Stored items:
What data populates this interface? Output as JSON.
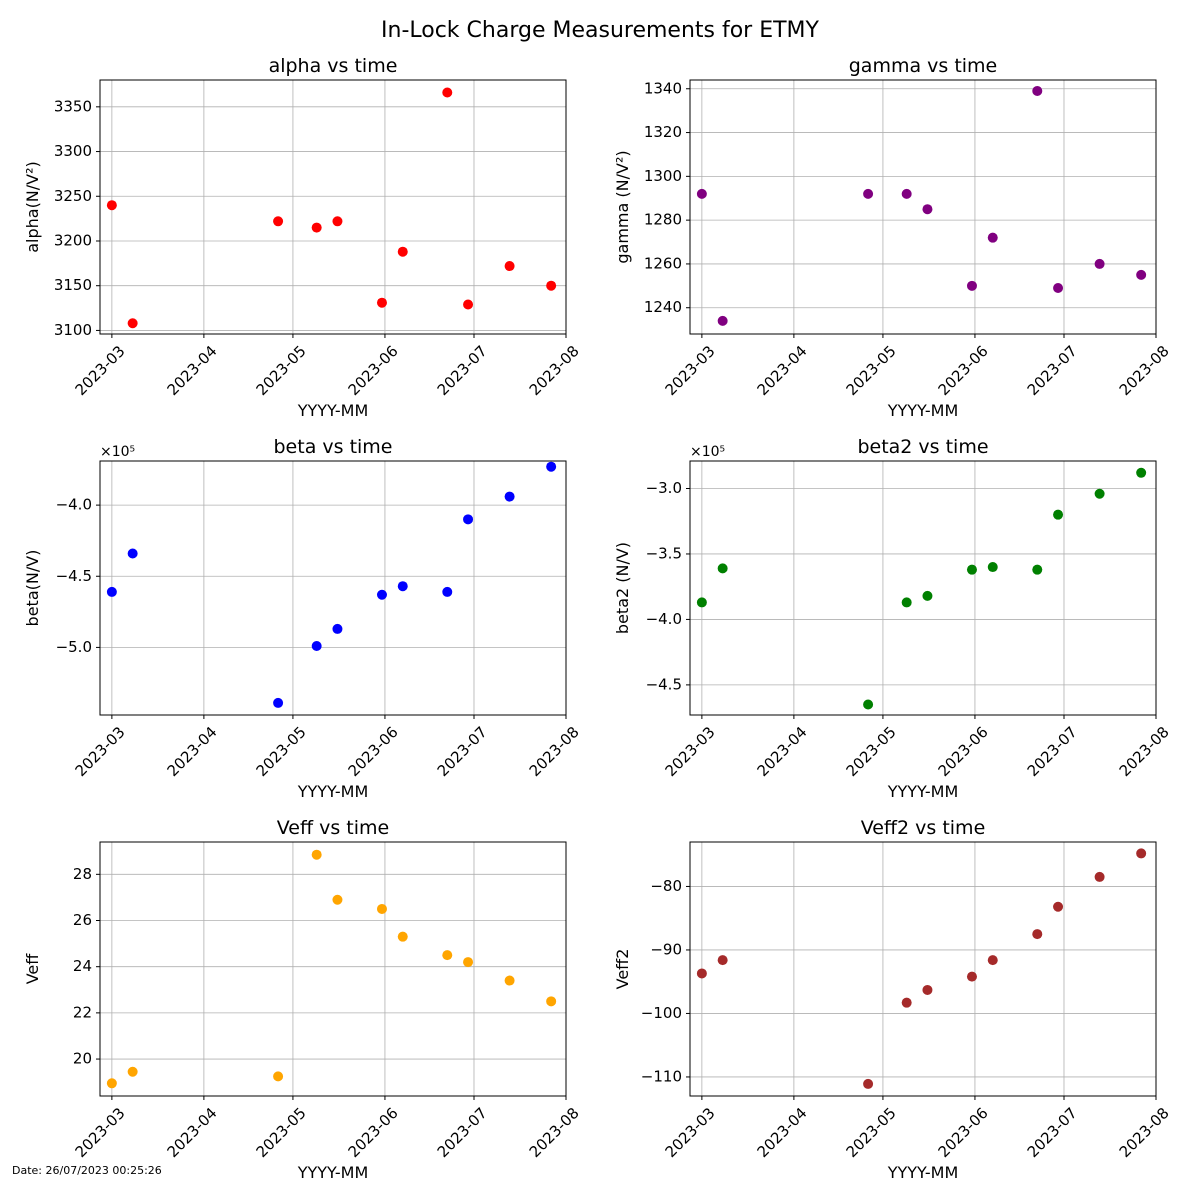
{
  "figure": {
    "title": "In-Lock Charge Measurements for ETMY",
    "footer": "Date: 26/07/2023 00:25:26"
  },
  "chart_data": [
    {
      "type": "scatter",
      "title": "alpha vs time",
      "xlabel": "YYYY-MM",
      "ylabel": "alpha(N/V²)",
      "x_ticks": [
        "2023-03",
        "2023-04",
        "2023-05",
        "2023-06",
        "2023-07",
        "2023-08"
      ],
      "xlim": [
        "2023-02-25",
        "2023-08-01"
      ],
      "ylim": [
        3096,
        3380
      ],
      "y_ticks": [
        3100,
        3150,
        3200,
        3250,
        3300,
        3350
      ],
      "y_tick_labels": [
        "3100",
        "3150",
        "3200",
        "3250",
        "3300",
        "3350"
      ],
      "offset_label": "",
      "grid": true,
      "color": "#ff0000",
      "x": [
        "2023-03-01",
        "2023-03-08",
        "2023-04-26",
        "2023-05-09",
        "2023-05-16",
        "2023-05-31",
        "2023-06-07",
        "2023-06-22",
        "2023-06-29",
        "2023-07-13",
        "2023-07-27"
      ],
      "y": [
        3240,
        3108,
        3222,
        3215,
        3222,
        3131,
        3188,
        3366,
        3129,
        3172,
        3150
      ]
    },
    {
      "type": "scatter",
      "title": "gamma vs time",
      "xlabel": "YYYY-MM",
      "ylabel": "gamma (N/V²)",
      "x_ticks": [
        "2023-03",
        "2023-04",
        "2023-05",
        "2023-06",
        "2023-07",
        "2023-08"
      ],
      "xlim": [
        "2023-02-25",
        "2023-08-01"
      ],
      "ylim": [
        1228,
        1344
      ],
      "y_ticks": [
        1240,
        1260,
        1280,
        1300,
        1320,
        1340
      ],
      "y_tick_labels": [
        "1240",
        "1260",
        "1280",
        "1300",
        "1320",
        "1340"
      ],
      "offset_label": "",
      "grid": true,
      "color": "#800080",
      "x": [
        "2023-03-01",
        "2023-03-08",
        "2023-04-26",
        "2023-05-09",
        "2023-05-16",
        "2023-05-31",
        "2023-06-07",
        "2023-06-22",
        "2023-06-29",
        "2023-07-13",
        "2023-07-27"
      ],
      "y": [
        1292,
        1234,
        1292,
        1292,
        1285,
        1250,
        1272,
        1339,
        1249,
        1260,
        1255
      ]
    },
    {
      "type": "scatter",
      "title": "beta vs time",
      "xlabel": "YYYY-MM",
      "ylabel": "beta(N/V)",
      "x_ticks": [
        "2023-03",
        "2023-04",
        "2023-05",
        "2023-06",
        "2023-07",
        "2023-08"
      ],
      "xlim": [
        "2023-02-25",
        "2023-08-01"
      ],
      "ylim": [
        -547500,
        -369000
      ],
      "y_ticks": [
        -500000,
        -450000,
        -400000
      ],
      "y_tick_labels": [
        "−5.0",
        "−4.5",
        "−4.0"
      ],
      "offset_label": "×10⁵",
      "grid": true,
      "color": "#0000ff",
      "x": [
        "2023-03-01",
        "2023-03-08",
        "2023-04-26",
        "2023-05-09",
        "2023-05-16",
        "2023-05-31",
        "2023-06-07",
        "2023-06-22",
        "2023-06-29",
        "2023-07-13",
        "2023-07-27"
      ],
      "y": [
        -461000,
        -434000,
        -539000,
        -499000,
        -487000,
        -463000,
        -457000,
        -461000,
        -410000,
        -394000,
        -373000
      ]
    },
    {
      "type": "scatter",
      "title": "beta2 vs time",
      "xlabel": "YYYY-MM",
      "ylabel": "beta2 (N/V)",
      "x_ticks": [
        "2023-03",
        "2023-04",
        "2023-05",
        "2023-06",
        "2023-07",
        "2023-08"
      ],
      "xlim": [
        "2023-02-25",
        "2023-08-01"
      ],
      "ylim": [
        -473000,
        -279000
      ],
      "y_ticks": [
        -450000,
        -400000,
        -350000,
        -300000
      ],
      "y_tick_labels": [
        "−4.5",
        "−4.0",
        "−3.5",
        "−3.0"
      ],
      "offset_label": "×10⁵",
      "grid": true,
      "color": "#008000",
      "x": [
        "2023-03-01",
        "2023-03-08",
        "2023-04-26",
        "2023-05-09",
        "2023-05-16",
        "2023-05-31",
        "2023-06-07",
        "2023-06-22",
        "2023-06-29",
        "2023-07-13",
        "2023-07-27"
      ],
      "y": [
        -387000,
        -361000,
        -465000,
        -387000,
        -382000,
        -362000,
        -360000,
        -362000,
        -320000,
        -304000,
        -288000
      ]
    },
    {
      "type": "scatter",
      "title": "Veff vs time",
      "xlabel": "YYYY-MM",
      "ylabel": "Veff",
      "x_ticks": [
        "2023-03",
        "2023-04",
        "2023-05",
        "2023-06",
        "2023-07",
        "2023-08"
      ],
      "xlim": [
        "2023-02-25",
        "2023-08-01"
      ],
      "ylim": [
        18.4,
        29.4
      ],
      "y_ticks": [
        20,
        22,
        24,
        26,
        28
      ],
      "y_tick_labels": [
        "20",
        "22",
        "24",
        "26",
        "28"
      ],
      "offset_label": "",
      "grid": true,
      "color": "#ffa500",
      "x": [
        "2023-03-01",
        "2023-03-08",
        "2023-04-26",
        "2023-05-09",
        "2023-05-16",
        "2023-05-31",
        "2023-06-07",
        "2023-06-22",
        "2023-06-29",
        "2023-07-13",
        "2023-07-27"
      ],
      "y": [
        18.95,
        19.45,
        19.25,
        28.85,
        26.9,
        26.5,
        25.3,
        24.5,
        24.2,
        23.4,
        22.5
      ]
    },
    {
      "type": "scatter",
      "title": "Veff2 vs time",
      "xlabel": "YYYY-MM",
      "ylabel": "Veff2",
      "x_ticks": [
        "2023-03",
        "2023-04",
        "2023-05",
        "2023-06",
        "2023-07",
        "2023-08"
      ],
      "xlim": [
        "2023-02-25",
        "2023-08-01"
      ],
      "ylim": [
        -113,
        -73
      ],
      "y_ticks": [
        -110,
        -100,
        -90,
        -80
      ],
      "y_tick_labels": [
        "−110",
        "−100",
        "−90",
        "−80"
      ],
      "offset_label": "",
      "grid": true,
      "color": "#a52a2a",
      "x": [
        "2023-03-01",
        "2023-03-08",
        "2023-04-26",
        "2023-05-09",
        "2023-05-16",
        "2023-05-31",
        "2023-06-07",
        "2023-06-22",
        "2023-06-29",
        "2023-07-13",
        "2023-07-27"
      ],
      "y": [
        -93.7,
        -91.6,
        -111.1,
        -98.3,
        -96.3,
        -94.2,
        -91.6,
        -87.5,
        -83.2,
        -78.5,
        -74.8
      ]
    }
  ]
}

▶ WHAT TO PRODUCE:
Copy the listing over exactly, skipping the pictures it holds.

▶ WORKED ANSWER:
What data populates this interface? Output as JSON.
{
  "figure": {
    "title": "In-Lock Charge Measurements for ETMY",
    "footer": "Date: 26/07/2023 00:25:26"
  },
  "chart_data": [
    {
      "type": "scatter",
      "title": "alpha vs time",
      "xlabel": "YYYY-MM",
      "ylabel": "alpha(N/V²)",
      "x_ticks": [
        "2023-03",
        "2023-04",
        "2023-05",
        "2023-06",
        "2023-07",
        "2023-08"
      ],
      "xlim": [
        "2023-02-25",
        "2023-08-01"
      ],
      "ylim": [
        3096,
        3380
      ],
      "y_ticks": [
        3100,
        3150,
        3200,
        3250,
        3300,
        3350
      ],
      "y_tick_labels": [
        "3100",
        "3150",
        "3200",
        "3250",
        "3300",
        "3350"
      ],
      "offset_label": "",
      "grid": true,
      "color": "#ff0000",
      "x": [
        "2023-03-01",
        "2023-03-08",
        "2023-04-26",
        "2023-05-09",
        "2023-05-16",
        "2023-05-31",
        "2023-06-07",
        "2023-06-22",
        "2023-06-29",
        "2023-07-13",
        "2023-07-27"
      ],
      "y": [
        3240,
        3108,
        3222,
        3215,
        3222,
        3131,
        3188,
        3366,
        3129,
        3172,
        3150
      ]
    },
    {
      "type": "scatter",
      "title": "gamma vs time",
      "xlabel": "YYYY-MM",
      "ylabel": "gamma (N/V²)",
      "x_ticks": [
        "2023-03",
        "2023-04",
        "2023-05",
        "2023-06",
        "2023-07",
        "2023-08"
      ],
      "xlim": [
        "2023-02-25",
        "2023-08-01"
      ],
      "ylim": [
        1228,
        1344
      ],
      "y_ticks": [
        1240,
        1260,
        1280,
        1300,
        1320,
        1340
      ],
      "y_tick_labels": [
        "1240",
        "1260",
        "1280",
        "1300",
        "1320",
        "1340"
      ],
      "offset_label": "",
      "grid": true,
      "color": "#800080",
      "x": [
        "2023-03-01",
        "2023-03-08",
        "2023-04-26",
        "2023-05-09",
        "2023-05-16",
        "2023-05-31",
        "2023-06-07",
        "2023-06-22",
        "2023-06-29",
        "2023-07-13",
        "2023-07-27"
      ],
      "y": [
        1292,
        1234,
        1292,
        1292,
        1285,
        1250,
        1272,
        1339,
        1249,
        1260,
        1255
      ]
    },
    {
      "type": "scatter",
      "title": "beta vs time",
      "xlabel": "YYYY-MM",
      "ylabel": "beta(N/V)",
      "x_ticks": [
        "2023-03",
        "2023-04",
        "2023-05",
        "2023-06",
        "2023-07",
        "2023-08"
      ],
      "xlim": [
        "2023-02-25",
        "2023-08-01"
      ],
      "ylim": [
        -547500,
        -369000
      ],
      "y_ticks": [
        -500000,
        -450000,
        -400000
      ],
      "y_tick_labels": [
        "−5.0",
        "−4.5",
        "−4.0"
      ],
      "offset_label": "×10⁵",
      "grid": true,
      "color": "#0000ff",
      "x": [
        "2023-03-01",
        "2023-03-08",
        "2023-04-26",
        "2023-05-09",
        "2023-05-16",
        "2023-05-31",
        "2023-06-07",
        "2023-06-22",
        "2023-06-29",
        "2023-07-13",
        "2023-07-27"
      ],
      "y": [
        -461000,
        -434000,
        -539000,
        -499000,
        -487000,
        -463000,
        -457000,
        -461000,
        -410000,
        -394000,
        -373000
      ]
    },
    {
      "type": "scatter",
      "title": "beta2 vs time",
      "xlabel": "YYYY-MM",
      "ylabel": "beta2 (N/V)",
      "x_ticks": [
        "2023-03",
        "2023-04",
        "2023-05",
        "2023-06",
        "2023-07",
        "2023-08"
      ],
      "xlim": [
        "2023-02-25",
        "2023-08-01"
      ],
      "ylim": [
        -473000,
        -279000
      ],
      "y_ticks": [
        -450000,
        -400000,
        -350000,
        -300000
      ],
      "y_tick_labels": [
        "−4.5",
        "−4.0",
        "−3.5",
        "−3.0"
      ],
      "offset_label": "×10⁵",
      "grid": true,
      "color": "#008000",
      "x": [
        "2023-03-01",
        "2023-03-08",
        "2023-04-26",
        "2023-05-09",
        "2023-05-16",
        "2023-05-31",
        "2023-06-07",
        "2023-06-22",
        "2023-06-29",
        "2023-07-13",
        "2023-07-27"
      ],
      "y": [
        -387000,
        -361000,
        -465000,
        -387000,
        -382000,
        -362000,
        -360000,
        -362000,
        -320000,
        -304000,
        -288000
      ]
    },
    {
      "type": "scatter",
      "title": "Veff vs time",
      "xlabel": "YYYY-MM",
      "ylabel": "Veff",
      "x_ticks": [
        "2023-03",
        "2023-04",
        "2023-05",
        "2023-06",
        "2023-07",
        "2023-08"
      ],
      "xlim": [
        "2023-02-25",
        "2023-08-01"
      ],
      "ylim": [
        18.4,
        29.4
      ],
      "y_ticks": [
        20,
        22,
        24,
        26,
        28
      ],
      "y_tick_labels": [
        "20",
        "22",
        "24",
        "26",
        "28"
      ],
      "offset_label": "",
      "grid": true,
      "color": "#ffa500",
      "x": [
        "2023-03-01",
        "2023-03-08",
        "2023-04-26",
        "2023-05-09",
        "2023-05-16",
        "2023-05-31",
        "2023-06-07",
        "2023-06-22",
        "2023-06-29",
        "2023-07-13",
        "2023-07-27"
      ],
      "y": [
        18.95,
        19.45,
        19.25,
        28.85,
        26.9,
        26.5,
        25.3,
        24.5,
        24.2,
        23.4,
        22.5
      ]
    },
    {
      "type": "scatter",
      "title": "Veff2 vs time",
      "xlabel": "YYYY-MM",
      "ylabel": "Veff2",
      "x_ticks": [
        "2023-03",
        "2023-04",
        "2023-05",
        "2023-06",
        "2023-07",
        "2023-08"
      ],
      "xlim": [
        "2023-02-25",
        "2023-08-01"
      ],
      "ylim": [
        -113,
        -73
      ],
      "y_ticks": [
        -110,
        -100,
        -90,
        -80
      ],
      "y_tick_labels": [
        "−110",
        "−100",
        "−90",
        "−80"
      ],
      "offset_label": "",
      "grid": true,
      "color": "#a52a2a",
      "x": [
        "2023-03-01",
        "2023-03-08",
        "2023-04-26",
        "2023-05-09",
        "2023-05-16",
        "2023-05-31",
        "2023-06-07",
        "2023-06-22",
        "2023-06-29",
        "2023-07-13",
        "2023-07-27"
      ],
      "y": [
        -93.7,
        -91.6,
        -111.1,
        -98.3,
        -96.3,
        -94.2,
        -91.6,
        -87.5,
        -83.2,
        -78.5,
        -74.8
      ]
    }
  ]
}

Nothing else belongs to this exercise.